> What to produce: Print the records again, character for character.

> Data rows:
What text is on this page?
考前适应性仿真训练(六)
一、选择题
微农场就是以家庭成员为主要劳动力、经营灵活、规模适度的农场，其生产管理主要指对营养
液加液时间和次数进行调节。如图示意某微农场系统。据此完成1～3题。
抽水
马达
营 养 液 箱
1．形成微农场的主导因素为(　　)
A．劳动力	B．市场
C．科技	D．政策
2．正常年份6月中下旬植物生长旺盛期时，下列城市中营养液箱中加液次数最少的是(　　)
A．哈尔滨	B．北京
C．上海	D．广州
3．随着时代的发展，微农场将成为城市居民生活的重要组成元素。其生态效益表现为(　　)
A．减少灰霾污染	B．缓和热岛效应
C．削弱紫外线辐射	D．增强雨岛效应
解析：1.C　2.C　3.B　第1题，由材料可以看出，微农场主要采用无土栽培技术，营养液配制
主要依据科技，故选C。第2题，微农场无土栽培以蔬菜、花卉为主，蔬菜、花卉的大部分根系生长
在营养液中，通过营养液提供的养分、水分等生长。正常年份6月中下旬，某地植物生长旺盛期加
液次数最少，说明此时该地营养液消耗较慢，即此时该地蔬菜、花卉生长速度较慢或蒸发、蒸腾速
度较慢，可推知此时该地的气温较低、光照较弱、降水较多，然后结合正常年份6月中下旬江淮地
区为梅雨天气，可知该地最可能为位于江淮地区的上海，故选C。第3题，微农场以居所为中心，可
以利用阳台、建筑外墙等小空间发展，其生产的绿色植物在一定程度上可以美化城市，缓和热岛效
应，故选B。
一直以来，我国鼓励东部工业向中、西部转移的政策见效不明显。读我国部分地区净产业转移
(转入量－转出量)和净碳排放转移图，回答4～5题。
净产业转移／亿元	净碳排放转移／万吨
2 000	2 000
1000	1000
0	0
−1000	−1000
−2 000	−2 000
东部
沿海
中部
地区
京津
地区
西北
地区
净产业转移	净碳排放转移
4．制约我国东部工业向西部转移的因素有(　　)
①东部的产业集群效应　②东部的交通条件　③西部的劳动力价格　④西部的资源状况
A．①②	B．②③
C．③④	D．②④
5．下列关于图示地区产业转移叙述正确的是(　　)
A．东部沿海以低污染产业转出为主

> Full output:
What text is on this page?
考前适应性仿真训练(六)
一、选择题
微农场就是以家庭成员为主要劳动力、经营灵活、规模适度的农场，其生产管理主要指对营养
液加液时间和次数进行调节。如图示意某微农场系统。据此完成1～3题。
抽水
马达
营 养 液 箱
1．形成微农场的主导因素为(　　)
A．劳动力	B．市场
C．科技	D．政策
2．正常年份6月中下旬植物生长旺盛期时，下列城市中营养液箱中加液次数最少的是(　　)
A．哈尔滨	B．北京
C．上海	D．广州
3．随着时代的发展，微农场将成为城市居民生活的重要组成元素。其生态效益表现为(　　)
A．减少灰霾污染	B．缓和热岛效应
C．削弱紫外线辐射	D．增强雨岛效应
解析：1.C　2.C　3.B　第1题，由材料可以看出，微农场主要采用无土栽培技术，营养液配制
主要依据科技，故选C。第2题，微农场无土栽培以蔬菜、花卉为主，蔬菜、花卉的大部分根系生长
在营养液中，通过营养液提供的养分、水分等生长。正常年份6月中下旬，某地植物生长旺盛期加
液次数最少，说明此时该地营养液消耗较慢，即此时该地蔬菜、花卉生长速度较慢或蒸发、蒸腾速
度较慢，可推知此时该地的气温较低、光照较弱、降水较多，然后结合正常年份6月中下旬江淮地
区为梅雨天气，可知该地最可能为位于江淮地区的上海，故选C。第3题，微农场以居所为中心，可
以利用阳台、建筑外墙等小空间发展，其生产的绿色植物在一定程度上可以美化城市，缓和热岛效
应，故选B。
一直以来，我国鼓励东部工业向中、西部转移的政策见效不明显。读我国部分地区净产业转移
(转入量－转出量)和净碳排放转移图，回答4～5题。
净产业转移／亿元	净碳排放转移／万吨
2 000	2 000
1000	1000
0	0
−1000	−1000
−2 000	−2 000
东部
沿海
中部
地区
京津
地区
西北
地区
净产业转移	净碳排放转移
4．制约我国东部工业向西部转移的因素有(　　)
①东部的产业集群效应　②东部的交通条件　③西部的劳动力价格　④西部的资源状况
A．①②	B．②③
C．③④	D．②④
5．下列关于图示地区产业转移叙述正确的是(　　)
A．东部沿海以低污染产业转出为主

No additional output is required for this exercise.